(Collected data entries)
>> start

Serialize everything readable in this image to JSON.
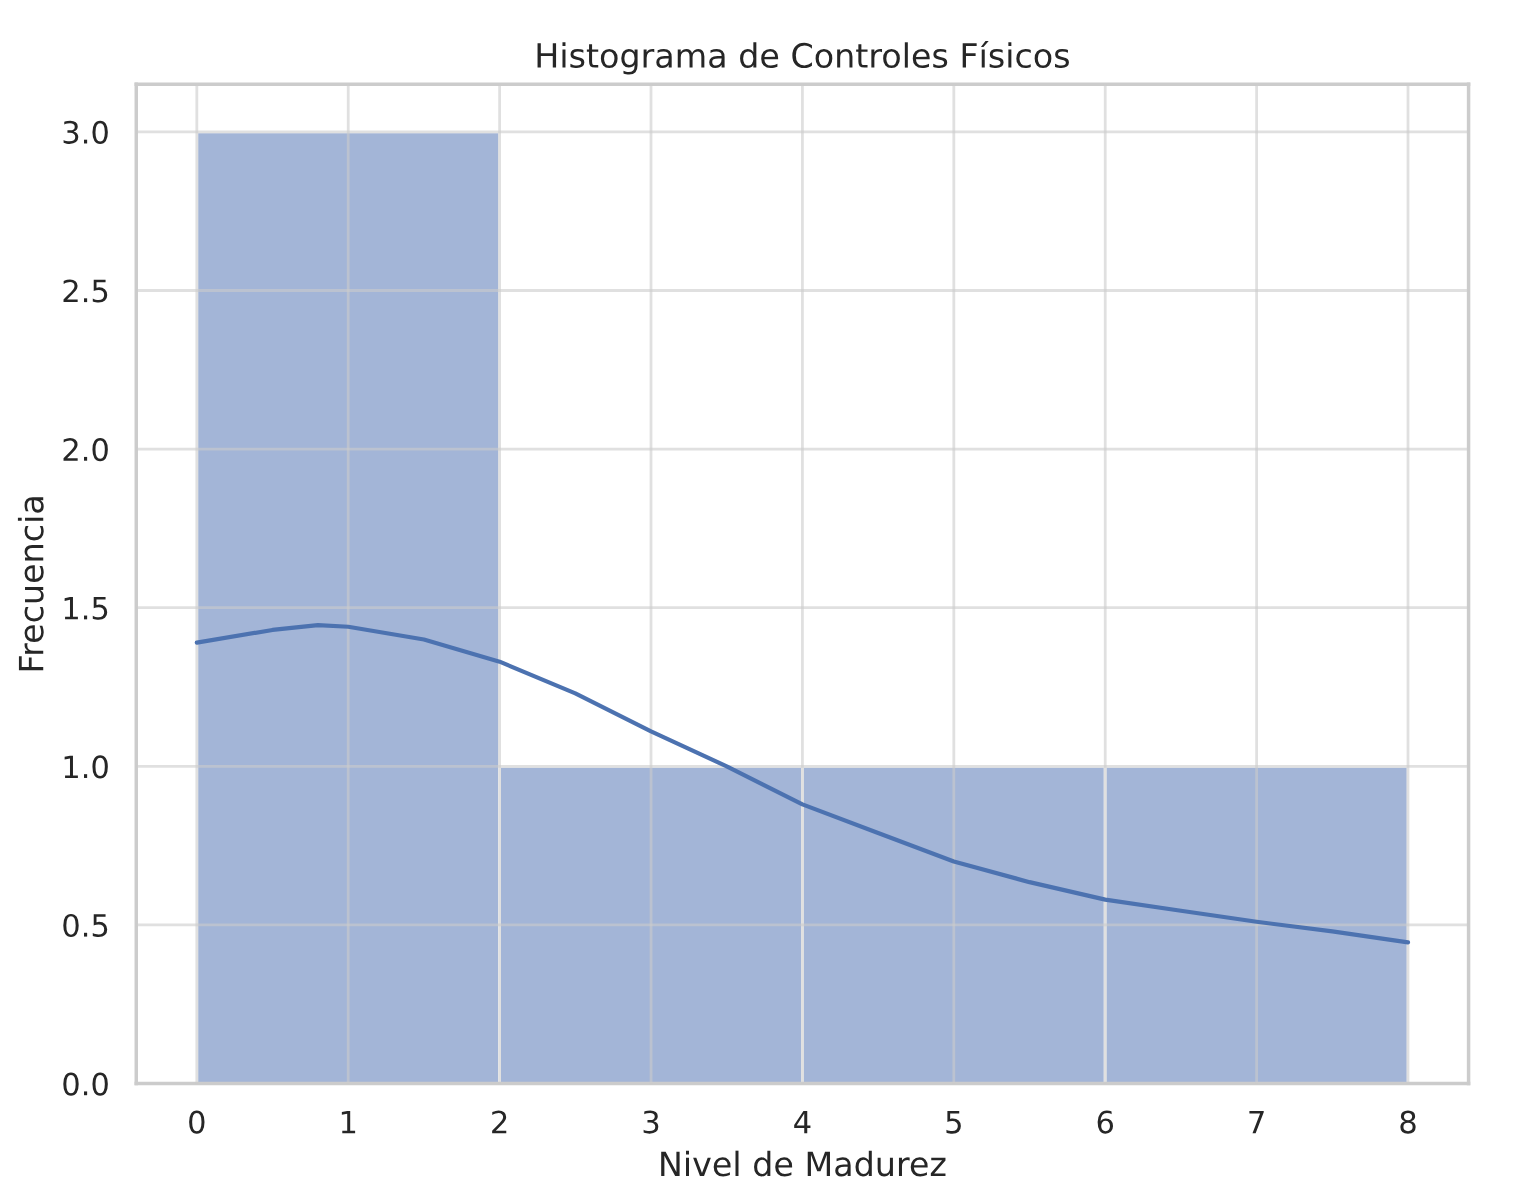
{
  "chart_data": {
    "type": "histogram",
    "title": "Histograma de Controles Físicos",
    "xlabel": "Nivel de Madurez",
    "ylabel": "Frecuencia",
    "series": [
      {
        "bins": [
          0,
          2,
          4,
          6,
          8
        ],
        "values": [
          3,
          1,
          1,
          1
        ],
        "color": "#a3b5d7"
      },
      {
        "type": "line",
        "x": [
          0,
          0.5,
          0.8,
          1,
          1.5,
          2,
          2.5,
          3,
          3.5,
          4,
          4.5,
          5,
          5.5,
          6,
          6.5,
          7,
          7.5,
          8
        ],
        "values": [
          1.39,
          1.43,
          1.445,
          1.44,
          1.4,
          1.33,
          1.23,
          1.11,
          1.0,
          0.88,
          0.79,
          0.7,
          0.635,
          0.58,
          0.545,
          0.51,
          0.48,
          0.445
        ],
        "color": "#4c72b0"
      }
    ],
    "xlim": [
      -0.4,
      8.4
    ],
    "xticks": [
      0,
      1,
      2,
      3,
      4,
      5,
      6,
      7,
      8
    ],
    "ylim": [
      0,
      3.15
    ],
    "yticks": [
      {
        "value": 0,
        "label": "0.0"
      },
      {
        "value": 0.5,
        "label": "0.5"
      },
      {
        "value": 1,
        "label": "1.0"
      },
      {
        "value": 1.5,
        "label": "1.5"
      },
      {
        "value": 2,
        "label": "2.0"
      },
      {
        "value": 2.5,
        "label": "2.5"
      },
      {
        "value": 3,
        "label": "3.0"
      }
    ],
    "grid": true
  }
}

>> end

● Instruction: Quote the data exactly, leaving every image out of the copy.

● Solution for this task:
Serialize everything readable in this image to JSON.
{
  "chart_data": {
    "type": "histogram",
    "title": "Histograma de Controles Físicos",
    "xlabel": "Nivel de Madurez",
    "ylabel": "Frecuencia",
    "series": [
      {
        "bins": [
          0,
          2,
          4,
          6,
          8
        ],
        "values": [
          3,
          1,
          1,
          1
        ],
        "color": "#a3b5d7"
      },
      {
        "type": "line",
        "x": [
          0,
          0.5,
          0.8,
          1,
          1.5,
          2,
          2.5,
          3,
          3.5,
          4,
          4.5,
          5,
          5.5,
          6,
          6.5,
          7,
          7.5,
          8
        ],
        "values": [
          1.39,
          1.43,
          1.445,
          1.44,
          1.4,
          1.33,
          1.23,
          1.11,
          1.0,
          0.88,
          0.79,
          0.7,
          0.635,
          0.58,
          0.545,
          0.51,
          0.48,
          0.445
        ],
        "color": "#4c72b0"
      }
    ],
    "xlim": [
      -0.4,
      8.4
    ],
    "xticks": [
      0,
      1,
      2,
      3,
      4,
      5,
      6,
      7,
      8
    ],
    "ylim": [
      0,
      3.15
    ],
    "yticks": [
      {
        "value": 0,
        "label": "0.0"
      },
      {
        "value": 0.5,
        "label": "0.5"
      },
      {
        "value": 1,
        "label": "1.0"
      },
      {
        "value": 1.5,
        "label": "1.5"
      },
      {
        "value": 2,
        "label": "2.0"
      },
      {
        "value": 2.5,
        "label": "2.5"
      },
      {
        "value": 3,
        "label": "3.0"
      }
    ],
    "grid": true
  }
}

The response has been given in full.